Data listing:
— Begin —

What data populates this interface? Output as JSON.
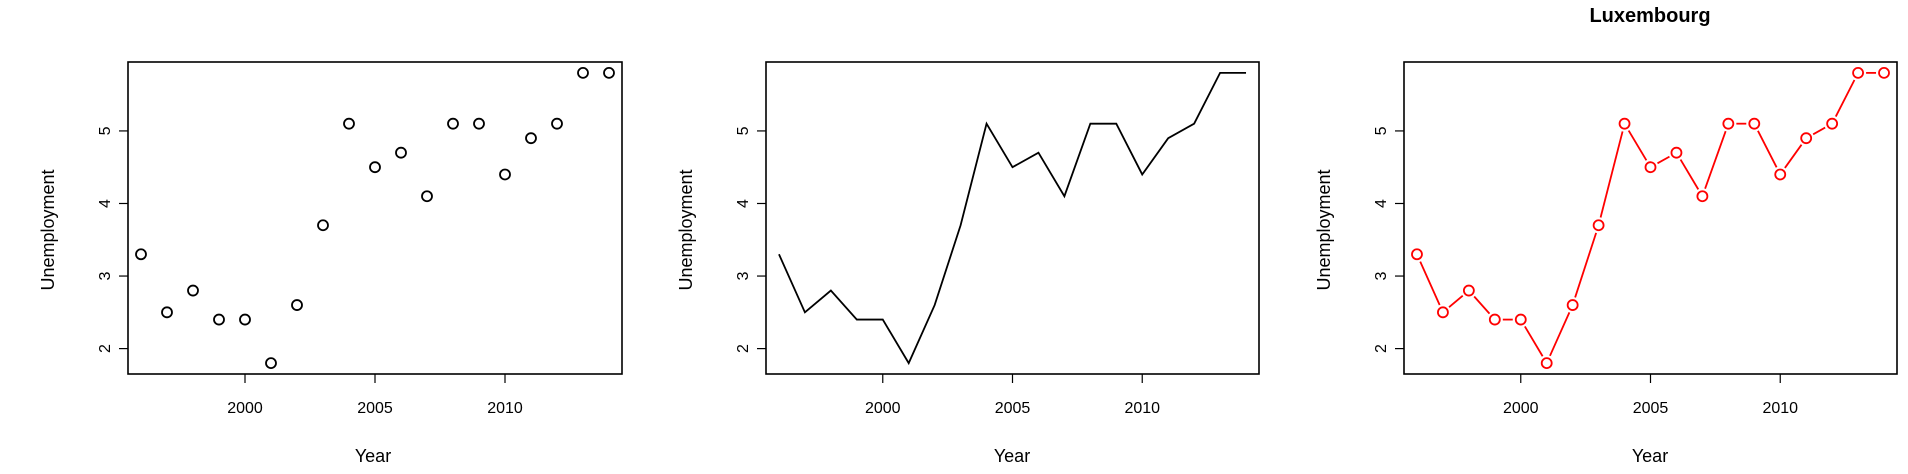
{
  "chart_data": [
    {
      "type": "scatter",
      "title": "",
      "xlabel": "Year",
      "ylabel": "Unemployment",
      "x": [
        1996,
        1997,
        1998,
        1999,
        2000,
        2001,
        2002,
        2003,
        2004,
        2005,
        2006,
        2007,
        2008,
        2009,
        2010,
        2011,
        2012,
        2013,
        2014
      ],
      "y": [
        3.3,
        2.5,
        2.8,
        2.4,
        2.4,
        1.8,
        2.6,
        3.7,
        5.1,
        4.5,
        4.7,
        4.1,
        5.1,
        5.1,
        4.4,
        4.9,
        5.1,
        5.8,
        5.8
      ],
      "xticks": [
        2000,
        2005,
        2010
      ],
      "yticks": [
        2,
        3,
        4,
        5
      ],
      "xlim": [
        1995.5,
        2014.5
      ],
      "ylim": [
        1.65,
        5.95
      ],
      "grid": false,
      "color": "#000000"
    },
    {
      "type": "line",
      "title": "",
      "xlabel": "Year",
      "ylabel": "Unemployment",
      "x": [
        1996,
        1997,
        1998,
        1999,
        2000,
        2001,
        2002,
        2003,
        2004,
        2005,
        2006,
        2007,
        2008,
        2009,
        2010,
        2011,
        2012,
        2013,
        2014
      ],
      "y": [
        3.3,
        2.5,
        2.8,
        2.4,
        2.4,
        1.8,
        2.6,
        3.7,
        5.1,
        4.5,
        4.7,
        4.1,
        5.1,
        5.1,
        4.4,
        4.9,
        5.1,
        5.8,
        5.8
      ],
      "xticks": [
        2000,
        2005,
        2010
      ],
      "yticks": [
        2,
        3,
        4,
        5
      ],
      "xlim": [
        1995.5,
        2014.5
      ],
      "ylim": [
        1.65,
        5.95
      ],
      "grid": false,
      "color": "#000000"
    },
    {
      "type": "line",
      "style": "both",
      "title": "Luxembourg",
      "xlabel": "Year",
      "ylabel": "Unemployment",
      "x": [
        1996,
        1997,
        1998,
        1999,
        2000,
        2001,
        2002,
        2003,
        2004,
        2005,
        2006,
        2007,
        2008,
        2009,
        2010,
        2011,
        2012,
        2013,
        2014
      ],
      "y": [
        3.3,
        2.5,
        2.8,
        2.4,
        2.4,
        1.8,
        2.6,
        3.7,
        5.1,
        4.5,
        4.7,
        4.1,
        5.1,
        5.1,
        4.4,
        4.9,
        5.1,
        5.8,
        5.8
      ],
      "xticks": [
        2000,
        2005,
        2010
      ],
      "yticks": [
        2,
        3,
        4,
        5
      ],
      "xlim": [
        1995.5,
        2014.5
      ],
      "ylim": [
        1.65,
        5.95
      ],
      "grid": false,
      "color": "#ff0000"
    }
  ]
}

— End —
— Begin —

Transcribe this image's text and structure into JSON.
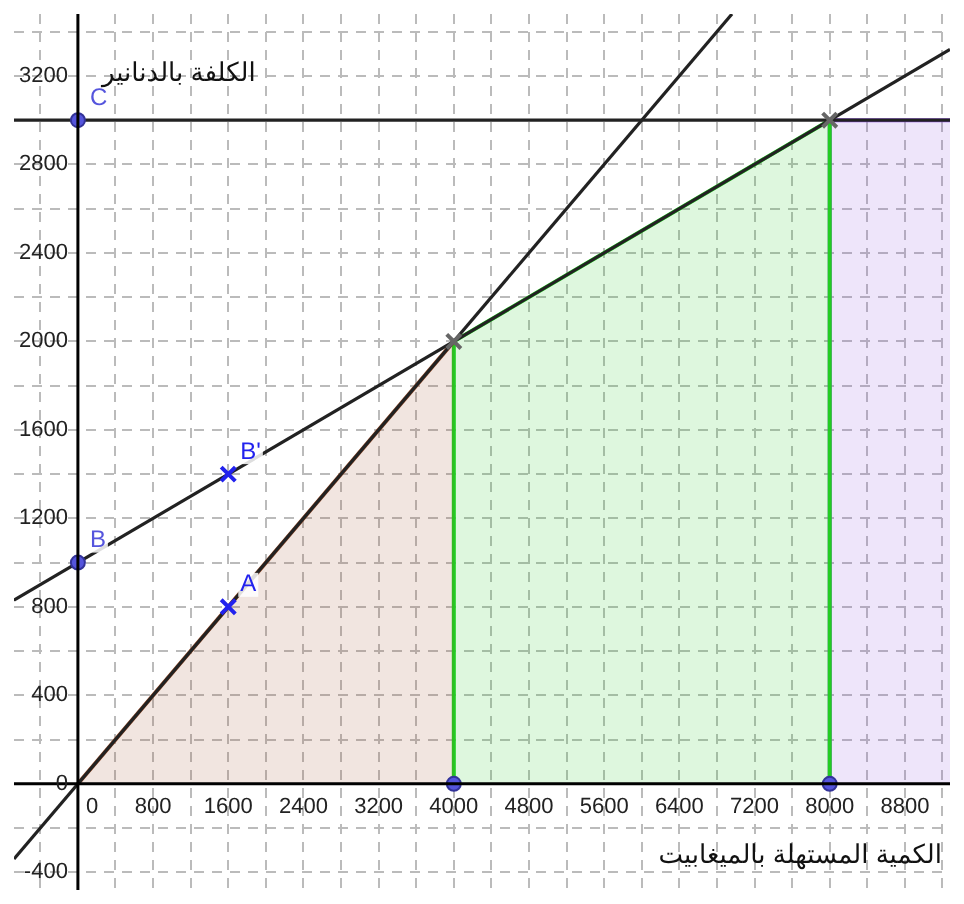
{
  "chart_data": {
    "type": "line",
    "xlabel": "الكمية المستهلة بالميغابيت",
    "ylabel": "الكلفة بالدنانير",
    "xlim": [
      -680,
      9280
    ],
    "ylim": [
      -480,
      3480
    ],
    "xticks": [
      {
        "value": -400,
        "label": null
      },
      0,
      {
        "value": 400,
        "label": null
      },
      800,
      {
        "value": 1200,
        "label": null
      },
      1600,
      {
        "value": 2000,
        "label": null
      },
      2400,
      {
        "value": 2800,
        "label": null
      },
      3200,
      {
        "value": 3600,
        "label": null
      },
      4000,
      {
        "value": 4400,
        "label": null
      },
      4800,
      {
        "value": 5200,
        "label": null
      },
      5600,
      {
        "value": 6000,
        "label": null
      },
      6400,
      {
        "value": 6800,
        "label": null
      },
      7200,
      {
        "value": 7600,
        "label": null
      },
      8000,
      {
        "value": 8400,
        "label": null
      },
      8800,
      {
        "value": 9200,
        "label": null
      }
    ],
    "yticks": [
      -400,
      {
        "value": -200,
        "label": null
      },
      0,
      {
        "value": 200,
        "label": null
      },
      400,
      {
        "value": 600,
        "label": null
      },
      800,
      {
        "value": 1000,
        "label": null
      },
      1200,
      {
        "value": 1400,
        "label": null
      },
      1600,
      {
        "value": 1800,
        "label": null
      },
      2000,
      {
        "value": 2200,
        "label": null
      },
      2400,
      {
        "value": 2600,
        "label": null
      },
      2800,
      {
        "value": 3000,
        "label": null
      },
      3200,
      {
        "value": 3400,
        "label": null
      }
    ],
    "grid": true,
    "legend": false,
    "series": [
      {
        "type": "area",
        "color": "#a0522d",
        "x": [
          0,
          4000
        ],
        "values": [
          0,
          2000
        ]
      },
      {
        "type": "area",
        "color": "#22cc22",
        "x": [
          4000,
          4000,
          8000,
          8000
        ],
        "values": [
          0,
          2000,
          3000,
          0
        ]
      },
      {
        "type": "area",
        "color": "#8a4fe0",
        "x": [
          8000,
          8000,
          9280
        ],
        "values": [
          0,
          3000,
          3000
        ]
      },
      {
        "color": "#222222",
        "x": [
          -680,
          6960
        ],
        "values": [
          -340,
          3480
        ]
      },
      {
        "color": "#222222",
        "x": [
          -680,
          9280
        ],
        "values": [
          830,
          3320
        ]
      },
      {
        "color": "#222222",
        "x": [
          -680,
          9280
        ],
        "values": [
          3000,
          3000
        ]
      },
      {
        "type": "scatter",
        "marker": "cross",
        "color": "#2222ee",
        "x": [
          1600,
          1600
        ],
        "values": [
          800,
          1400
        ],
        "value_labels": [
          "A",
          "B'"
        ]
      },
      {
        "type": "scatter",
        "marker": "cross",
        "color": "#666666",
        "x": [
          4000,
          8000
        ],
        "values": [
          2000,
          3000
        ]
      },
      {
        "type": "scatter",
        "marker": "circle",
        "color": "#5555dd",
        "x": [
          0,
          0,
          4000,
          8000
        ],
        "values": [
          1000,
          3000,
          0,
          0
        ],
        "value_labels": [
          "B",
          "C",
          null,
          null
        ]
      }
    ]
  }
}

— End —

EXERCISE DESCRIPTION: In the records above, find each line holding "this" and copy it.

RESPONSE BELOW:
What data populates this interface? Output as JSON.
Transcribe this image's text and structure into JSON.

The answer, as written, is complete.